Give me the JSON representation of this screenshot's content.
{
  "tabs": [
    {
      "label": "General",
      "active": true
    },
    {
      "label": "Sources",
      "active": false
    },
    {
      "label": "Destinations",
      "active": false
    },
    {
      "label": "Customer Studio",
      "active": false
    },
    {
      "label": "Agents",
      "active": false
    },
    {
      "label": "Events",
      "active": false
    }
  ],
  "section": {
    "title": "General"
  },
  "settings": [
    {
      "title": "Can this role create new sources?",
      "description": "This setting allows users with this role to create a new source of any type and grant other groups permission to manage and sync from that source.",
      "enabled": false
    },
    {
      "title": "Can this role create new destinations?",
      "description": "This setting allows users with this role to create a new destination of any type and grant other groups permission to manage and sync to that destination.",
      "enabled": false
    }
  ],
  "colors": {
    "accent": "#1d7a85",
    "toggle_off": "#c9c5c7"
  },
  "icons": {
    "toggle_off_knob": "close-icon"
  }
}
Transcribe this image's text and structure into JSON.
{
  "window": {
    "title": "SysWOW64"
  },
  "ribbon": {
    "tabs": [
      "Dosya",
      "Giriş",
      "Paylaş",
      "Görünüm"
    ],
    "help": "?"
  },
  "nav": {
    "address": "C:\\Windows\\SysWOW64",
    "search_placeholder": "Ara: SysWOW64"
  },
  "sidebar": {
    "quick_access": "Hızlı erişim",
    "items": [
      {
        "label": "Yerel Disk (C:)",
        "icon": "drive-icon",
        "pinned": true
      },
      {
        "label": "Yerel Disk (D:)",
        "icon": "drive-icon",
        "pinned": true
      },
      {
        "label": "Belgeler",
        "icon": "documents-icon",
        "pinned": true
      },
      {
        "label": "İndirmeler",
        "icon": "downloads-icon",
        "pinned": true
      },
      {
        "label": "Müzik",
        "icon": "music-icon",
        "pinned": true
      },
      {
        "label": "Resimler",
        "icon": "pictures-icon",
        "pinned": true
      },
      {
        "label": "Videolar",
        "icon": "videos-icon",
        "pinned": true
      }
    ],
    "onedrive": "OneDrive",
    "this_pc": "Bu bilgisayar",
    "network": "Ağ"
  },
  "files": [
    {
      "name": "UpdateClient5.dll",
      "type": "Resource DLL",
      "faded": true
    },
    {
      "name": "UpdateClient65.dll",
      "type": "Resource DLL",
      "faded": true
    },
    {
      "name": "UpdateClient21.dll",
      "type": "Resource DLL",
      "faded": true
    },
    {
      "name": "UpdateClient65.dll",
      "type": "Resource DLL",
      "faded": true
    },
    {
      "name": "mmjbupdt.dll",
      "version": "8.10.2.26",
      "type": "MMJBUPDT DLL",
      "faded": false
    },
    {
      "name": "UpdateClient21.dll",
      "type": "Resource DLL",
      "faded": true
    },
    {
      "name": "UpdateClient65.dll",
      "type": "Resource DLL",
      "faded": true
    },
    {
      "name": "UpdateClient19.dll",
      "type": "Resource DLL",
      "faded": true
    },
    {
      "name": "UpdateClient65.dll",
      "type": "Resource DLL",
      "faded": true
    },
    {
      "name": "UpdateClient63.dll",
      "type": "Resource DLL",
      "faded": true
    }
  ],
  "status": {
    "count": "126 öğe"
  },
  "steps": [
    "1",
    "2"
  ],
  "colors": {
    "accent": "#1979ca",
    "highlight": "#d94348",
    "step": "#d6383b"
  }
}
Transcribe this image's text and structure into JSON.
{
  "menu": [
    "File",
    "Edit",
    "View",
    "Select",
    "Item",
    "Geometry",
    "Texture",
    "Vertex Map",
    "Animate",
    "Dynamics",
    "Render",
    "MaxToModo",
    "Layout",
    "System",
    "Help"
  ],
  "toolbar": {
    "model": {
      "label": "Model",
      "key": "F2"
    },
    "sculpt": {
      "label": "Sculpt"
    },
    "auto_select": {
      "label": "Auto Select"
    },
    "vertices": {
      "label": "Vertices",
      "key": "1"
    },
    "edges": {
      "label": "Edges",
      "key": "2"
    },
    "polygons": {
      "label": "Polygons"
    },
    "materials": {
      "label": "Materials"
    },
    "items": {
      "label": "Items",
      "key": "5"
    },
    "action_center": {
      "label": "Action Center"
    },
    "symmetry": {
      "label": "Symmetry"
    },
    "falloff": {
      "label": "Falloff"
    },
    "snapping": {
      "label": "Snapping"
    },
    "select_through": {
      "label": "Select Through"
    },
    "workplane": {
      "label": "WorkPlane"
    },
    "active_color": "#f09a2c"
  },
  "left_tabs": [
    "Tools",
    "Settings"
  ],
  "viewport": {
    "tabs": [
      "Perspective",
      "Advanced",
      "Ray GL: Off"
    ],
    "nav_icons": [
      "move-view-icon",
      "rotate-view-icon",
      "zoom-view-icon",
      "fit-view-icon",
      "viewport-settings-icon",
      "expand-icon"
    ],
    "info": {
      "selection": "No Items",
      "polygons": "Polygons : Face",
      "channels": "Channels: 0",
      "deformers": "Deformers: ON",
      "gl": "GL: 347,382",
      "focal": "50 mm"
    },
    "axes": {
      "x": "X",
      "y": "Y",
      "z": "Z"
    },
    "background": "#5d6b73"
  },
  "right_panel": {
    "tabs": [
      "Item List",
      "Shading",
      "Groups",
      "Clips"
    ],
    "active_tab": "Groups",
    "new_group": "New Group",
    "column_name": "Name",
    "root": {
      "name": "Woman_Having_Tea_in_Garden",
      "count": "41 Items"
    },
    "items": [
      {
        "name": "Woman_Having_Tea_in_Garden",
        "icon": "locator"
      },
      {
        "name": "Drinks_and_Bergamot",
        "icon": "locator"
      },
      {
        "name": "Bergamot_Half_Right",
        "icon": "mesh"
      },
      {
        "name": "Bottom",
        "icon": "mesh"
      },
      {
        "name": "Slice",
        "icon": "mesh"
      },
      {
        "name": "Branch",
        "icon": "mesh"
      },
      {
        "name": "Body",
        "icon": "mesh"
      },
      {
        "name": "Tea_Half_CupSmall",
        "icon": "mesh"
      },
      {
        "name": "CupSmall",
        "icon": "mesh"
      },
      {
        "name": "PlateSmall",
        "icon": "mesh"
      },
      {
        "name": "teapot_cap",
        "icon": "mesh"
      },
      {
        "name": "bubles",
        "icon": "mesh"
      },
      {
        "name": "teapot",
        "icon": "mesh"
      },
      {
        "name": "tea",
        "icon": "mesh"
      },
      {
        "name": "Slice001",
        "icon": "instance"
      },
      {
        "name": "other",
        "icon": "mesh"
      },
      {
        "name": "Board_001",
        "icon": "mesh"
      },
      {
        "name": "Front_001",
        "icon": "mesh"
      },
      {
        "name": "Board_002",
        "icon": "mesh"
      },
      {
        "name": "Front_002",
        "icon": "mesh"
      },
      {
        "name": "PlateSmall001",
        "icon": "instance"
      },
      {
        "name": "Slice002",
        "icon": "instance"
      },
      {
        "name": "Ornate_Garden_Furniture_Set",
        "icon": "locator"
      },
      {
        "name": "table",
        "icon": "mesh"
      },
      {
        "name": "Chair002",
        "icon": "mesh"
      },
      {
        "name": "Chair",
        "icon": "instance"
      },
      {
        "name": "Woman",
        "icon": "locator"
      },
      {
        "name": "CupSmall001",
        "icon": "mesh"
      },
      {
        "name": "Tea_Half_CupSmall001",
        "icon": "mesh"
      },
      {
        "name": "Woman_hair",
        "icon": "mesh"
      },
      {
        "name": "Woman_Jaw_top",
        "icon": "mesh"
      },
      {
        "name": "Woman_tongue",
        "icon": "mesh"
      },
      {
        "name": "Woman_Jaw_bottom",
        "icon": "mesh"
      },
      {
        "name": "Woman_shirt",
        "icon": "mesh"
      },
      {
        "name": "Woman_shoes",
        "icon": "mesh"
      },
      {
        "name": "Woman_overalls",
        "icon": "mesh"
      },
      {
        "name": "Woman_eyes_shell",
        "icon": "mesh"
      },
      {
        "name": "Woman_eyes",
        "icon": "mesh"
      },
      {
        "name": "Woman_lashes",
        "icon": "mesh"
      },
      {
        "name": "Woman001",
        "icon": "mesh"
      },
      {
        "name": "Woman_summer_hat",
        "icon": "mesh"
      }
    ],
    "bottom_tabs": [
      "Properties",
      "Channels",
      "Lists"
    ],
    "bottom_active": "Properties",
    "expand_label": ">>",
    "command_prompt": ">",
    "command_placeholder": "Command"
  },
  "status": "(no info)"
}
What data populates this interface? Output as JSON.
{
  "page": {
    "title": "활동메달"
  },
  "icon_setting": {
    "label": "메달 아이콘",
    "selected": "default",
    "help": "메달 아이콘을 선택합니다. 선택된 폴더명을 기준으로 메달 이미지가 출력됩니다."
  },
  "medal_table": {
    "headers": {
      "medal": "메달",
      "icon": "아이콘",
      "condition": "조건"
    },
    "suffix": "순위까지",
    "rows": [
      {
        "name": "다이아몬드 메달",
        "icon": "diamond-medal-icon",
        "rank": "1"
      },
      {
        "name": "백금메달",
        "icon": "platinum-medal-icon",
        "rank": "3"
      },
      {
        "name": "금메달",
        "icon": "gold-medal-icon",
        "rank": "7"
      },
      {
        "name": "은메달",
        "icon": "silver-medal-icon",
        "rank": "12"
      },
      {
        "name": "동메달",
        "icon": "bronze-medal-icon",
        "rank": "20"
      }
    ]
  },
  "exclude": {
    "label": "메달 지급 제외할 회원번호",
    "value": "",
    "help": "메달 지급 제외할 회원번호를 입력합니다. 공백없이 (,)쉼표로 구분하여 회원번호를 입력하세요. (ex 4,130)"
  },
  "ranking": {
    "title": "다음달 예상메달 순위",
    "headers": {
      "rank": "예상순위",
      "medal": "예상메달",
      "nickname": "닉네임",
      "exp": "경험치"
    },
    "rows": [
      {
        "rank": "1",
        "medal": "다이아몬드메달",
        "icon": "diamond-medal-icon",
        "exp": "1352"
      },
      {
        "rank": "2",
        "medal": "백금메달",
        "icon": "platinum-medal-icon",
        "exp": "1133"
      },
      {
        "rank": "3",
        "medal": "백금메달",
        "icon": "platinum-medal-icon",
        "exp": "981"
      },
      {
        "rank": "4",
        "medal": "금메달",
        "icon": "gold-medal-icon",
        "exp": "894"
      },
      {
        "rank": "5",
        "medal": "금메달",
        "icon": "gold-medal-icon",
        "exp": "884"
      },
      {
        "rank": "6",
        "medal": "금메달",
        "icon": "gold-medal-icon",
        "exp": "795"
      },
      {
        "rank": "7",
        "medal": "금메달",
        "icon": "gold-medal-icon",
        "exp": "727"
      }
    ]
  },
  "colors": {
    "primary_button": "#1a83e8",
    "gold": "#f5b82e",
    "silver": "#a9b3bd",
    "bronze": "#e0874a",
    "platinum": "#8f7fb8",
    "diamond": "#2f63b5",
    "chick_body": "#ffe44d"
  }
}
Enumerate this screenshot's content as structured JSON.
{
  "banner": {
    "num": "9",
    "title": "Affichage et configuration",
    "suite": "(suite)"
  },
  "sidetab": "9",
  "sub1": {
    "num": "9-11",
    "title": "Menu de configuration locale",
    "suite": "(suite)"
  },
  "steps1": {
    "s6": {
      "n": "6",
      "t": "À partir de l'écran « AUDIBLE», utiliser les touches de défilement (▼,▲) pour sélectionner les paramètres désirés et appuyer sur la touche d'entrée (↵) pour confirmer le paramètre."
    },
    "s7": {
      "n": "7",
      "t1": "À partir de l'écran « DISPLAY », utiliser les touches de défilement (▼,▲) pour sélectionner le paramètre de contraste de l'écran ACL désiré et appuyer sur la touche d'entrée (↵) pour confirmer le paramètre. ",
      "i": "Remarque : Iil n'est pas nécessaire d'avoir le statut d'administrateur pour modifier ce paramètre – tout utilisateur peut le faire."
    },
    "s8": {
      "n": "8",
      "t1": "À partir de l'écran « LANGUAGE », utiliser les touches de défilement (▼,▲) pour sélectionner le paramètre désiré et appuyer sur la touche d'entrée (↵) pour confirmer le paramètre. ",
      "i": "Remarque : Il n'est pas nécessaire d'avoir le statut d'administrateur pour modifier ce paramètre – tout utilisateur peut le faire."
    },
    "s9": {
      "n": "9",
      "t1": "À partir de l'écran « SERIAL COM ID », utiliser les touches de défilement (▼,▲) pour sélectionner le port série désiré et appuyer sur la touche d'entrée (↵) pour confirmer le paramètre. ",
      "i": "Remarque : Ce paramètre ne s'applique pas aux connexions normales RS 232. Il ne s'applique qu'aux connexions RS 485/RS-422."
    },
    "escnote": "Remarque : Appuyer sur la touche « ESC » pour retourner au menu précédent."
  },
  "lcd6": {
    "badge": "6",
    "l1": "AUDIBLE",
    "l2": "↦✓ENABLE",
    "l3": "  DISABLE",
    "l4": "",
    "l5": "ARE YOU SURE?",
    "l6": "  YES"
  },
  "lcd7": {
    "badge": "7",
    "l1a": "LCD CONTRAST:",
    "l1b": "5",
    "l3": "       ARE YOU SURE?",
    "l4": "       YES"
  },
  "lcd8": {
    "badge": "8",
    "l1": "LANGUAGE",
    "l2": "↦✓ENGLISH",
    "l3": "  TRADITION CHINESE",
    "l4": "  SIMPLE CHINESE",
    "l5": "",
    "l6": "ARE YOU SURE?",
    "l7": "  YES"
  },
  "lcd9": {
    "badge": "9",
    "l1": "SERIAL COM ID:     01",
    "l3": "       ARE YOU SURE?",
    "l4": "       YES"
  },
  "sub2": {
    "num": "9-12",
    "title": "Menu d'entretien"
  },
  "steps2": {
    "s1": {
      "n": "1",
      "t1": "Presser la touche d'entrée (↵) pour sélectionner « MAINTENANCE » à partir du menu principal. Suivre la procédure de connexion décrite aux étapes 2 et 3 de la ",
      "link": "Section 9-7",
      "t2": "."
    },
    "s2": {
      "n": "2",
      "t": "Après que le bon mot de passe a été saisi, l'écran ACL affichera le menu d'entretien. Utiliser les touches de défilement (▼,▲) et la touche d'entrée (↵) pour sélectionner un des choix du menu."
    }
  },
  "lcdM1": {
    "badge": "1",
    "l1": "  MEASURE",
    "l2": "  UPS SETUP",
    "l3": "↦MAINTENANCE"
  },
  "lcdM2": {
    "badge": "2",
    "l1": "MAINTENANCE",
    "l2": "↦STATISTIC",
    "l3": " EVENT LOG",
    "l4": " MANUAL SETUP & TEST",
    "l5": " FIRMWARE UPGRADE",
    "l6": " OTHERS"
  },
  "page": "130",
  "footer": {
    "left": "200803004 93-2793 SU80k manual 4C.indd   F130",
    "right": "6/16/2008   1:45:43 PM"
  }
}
• • • •
PROBLEM DETAILS
Copy each line of the listing that includes "content".

IN RESPONSE
Give me the JSON representation of this screenshot's content.
Enumerate this screenshot's content as structured JSON.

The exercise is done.